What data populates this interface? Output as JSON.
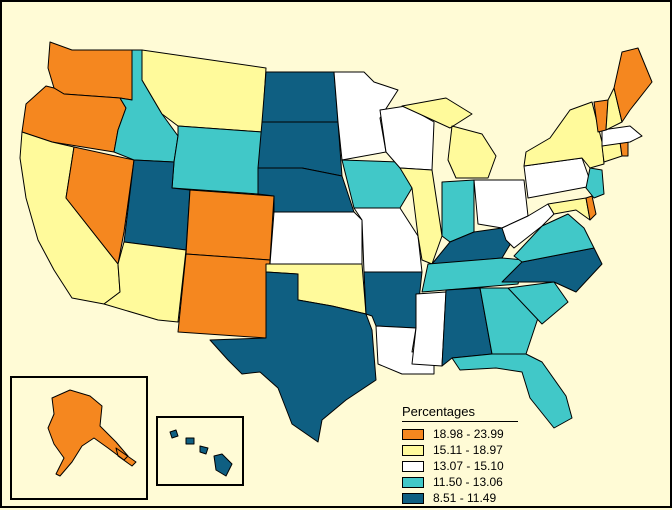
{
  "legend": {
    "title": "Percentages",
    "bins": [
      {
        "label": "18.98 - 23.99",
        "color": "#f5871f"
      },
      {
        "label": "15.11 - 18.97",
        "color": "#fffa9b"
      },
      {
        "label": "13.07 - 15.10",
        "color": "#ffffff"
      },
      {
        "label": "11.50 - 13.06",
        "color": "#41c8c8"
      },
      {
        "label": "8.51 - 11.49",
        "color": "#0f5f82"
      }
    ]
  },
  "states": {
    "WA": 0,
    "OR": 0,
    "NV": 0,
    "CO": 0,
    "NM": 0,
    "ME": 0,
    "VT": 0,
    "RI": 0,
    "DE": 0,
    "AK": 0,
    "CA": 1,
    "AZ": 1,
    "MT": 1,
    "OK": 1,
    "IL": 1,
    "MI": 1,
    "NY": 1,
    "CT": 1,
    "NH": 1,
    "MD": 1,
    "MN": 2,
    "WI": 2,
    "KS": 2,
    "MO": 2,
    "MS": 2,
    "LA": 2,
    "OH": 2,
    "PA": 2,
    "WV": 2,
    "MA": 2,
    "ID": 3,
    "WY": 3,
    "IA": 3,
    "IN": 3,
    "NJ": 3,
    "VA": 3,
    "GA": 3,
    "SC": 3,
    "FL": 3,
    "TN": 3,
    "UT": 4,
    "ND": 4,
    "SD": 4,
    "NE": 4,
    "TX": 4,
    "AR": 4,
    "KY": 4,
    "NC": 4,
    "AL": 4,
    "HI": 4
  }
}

*Objective*:
State how many lines above contain the string "label", with no other words.

*Written solution*:
5